▸ **The request**: Give the listing again in full, exactly as written.

[Stored items]

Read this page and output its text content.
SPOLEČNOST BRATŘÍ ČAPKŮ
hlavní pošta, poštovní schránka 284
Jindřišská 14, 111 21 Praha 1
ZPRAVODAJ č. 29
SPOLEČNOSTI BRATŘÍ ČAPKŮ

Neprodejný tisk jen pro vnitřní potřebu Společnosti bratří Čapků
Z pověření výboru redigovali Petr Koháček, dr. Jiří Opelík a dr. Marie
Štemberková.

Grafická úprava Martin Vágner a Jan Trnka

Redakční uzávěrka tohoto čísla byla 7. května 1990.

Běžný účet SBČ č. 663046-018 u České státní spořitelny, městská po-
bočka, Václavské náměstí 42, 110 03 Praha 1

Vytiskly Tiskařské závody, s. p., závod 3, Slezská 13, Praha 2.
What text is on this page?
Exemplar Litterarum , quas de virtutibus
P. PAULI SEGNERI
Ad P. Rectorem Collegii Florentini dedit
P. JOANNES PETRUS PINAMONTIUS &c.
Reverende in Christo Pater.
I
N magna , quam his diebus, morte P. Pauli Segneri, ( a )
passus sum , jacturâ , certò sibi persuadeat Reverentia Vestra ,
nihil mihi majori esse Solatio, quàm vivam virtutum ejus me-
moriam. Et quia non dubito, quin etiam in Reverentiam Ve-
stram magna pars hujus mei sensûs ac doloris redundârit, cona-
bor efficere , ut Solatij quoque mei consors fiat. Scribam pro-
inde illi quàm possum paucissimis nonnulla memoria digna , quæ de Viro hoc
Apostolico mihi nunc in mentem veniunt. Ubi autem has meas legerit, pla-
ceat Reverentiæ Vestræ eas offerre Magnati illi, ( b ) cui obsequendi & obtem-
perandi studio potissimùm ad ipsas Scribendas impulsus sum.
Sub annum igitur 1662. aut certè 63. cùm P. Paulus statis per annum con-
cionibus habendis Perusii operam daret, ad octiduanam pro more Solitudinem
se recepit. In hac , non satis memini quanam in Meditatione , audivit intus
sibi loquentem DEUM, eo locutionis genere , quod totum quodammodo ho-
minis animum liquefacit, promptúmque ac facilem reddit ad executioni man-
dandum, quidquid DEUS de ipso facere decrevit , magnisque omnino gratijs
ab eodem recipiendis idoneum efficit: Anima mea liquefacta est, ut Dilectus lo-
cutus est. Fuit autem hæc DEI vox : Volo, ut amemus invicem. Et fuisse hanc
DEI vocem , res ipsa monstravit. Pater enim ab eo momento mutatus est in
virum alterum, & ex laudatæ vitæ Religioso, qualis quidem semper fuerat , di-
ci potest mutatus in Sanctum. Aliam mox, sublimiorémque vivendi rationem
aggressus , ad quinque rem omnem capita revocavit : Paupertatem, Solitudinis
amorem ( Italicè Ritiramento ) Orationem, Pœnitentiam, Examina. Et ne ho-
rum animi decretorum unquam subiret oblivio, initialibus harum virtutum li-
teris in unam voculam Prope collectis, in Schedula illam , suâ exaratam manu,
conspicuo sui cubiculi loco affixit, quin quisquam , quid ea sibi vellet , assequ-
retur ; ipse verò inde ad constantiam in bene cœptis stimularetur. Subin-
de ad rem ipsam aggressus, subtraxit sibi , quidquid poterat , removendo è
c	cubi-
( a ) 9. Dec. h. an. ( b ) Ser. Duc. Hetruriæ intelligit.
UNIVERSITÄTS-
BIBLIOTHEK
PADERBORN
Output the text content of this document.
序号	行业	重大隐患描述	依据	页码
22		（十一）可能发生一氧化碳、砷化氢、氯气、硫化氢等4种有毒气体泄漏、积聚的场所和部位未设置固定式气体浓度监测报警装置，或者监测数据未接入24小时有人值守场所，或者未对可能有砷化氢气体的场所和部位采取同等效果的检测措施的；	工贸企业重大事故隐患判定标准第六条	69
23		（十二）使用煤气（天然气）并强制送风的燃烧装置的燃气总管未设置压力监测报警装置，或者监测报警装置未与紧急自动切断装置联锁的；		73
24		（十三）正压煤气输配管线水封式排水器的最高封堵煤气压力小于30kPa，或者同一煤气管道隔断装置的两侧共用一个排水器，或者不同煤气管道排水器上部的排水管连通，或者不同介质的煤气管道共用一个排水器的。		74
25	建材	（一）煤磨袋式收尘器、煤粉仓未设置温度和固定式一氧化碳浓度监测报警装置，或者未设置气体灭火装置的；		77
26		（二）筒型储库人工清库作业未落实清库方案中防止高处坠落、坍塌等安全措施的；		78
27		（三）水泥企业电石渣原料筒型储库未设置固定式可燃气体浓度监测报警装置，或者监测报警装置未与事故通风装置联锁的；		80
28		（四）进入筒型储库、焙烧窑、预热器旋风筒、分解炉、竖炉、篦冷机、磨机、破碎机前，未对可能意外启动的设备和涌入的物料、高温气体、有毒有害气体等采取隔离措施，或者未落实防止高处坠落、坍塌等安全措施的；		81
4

▸ **Full output**:
Read this page and output its text content.
SPOLEČNOST BRATŘÍ ČAPKŮ
hlavní pošta, poštovní schránka 284
Jindřišská 14, 111 21 Praha 1
ZPRAVODAJ č. 29
SPOLEČNOSTI BRATŘÍ ČAPKŮ

Neprodejný tisk jen pro vnitřní potřebu Společnosti bratří Čapků
Z pověření výboru redigovali Petr Koháček, dr. Jiří Opelík a dr. Marie
Štemberková.

Grafická úprava Martin Vágner a Jan Trnka

Redakční uzávěrka tohoto čísla byla 7. května 1990.

Běžný účet SBČ č. 663046-018 u České státní spořitelny, městská po-
bočka, Václavské náměstí 42, 110 03 Praha 1

Vytiskly Tiskařské závody, s. p., závod 3, Slezská 13, Praha 2.
What text is on this page?
Exemplar Litterarum , quas de virtutibus
P. PAULI SEGNERI
Ad P. Rectorem Collegii Florentini dedit
P. JOANNES PETRUS PINAMONTIUS &c.
Reverende in Christo Pater.
I
N magna , quam his diebus, morte P. Pauli Segneri, ( a )
passus sum , jacturâ , certò sibi persuadeat Reverentia Vestra ,
nihil mihi majori esse Solatio, quàm vivam virtutum ejus me-
moriam. Et quia non dubito, quin etiam in Reverentiam Ve-
stram magna pars hujus mei sensûs ac doloris redundârit, cona-
bor efficere , ut Solatij quoque mei consors fiat. Scribam pro-
inde illi quàm possum paucissimis nonnulla memoria digna , quæ de Viro hoc
Apostolico mihi nunc in mentem veniunt. Ubi autem has meas legerit, pla-
ceat Reverentiæ Vestræ eas offerre Magnati illi, ( b ) cui obsequendi & obtem-
perandi studio potissimùm ad ipsas Scribendas impulsus sum.
Sub annum igitur 1662. aut certè 63. cùm P. Paulus statis per annum con-
cionibus habendis Perusii operam daret, ad octiduanam pro more Solitudinem
se recepit. In hac , non satis memini quanam in Meditatione , audivit intus
sibi loquentem DEUM, eo locutionis genere , quod totum quodammodo ho-
minis animum liquefacit, promptúmque ac facilem reddit ad executioni man-
dandum, quidquid DEUS de ipso facere decrevit , magnisque omnino gratijs
ab eodem recipiendis idoneum efficit: Anima mea liquefacta est, ut Dilectus lo-
cutus est. Fuit autem hæc DEI vox : Volo, ut amemus invicem. Et fuisse hanc
DEI vocem , res ipsa monstravit. Pater enim ab eo momento mutatus est in
virum alterum, & ex laudatæ vitæ Religioso, qualis quidem semper fuerat , di-
ci potest mutatus in Sanctum. Aliam mox, sublimiorémque vivendi rationem
aggressus , ad quinque rem omnem capita revocavit : Paupertatem, Solitudinis
amorem ( Italicè Ritiramento ) Orationem, Pœnitentiam, Examina. Et ne ho-
rum animi decretorum unquam subiret oblivio, initialibus harum virtutum li-
teris in unam voculam Prope collectis, in Schedula illam , suâ exaratam manu,
conspicuo sui cubiculi loco affixit, quin quisquam , quid ea sibi vellet , assequ-
retur ; ipse verò inde ad constantiam in bene cœptis stimularetur. Subin-
de ad rem ipsam aggressus, subtraxit sibi , quidquid poterat , removendo è
c	cubi-
( a ) 9. Dec. h. an. ( b ) Ser. Duc. Hetruriæ intelligit.
UNIVERSITÄTS-
BIBLIOTHEK
PADERBORN
Output the text content of this document.
序号	行业	重大隐患描述	依据	页码
22		（十一）可能发生一氧化碳、砷化氢、氯气、硫化氢等4种有毒气体泄漏、积聚的场所和部位未设置固定式气体浓度监测报警装置，或者监测数据未接入24小时有人值守场所，或者未对可能有砷化氢气体的场所和部位采取同等效果的检测措施的；	工贸企业重大事故隐患判定标准第六条	69
23		（十二）使用煤气（天然气）并强制送风的燃烧装置的燃气总管未设置压力监测报警装置，或者监测报警装置未与紧急自动切断装置联锁的；		73
24		（十三）正压煤气输配管线水封式排水器的最高封堵煤气压力小于30kPa，或者同一煤气管道隔断装置的两侧共用一个排水器，或者不同煤气管道排水器上部的排水管连通，或者不同介质的煤气管道共用一个排水器的。		74
25	建材	（一）煤磨袋式收尘器、煤粉仓未设置温度和固定式一氧化碳浓度监测报警装置，或者未设置气体灭火装置的；		77
26		（二）筒型储库人工清库作业未落实清库方案中防止高处坠落、坍塌等安全措施的；		78
27		（三）水泥企业电石渣原料筒型储库未设置固定式可燃气体浓度监测报警装置，或者监测报警装置未与事故通风装置联锁的；		80
28		（四）进入筒型储库、焙烧窑、预热器旋风筒、分解炉、竖炉、篦冷机、磨机、破碎机前，未对可能意外启动的设备和涌入的物料、高温气体、有毒有害气体等采取隔离措施，或者未落实防止高处坠落、坍塌等安全措施的；		81
4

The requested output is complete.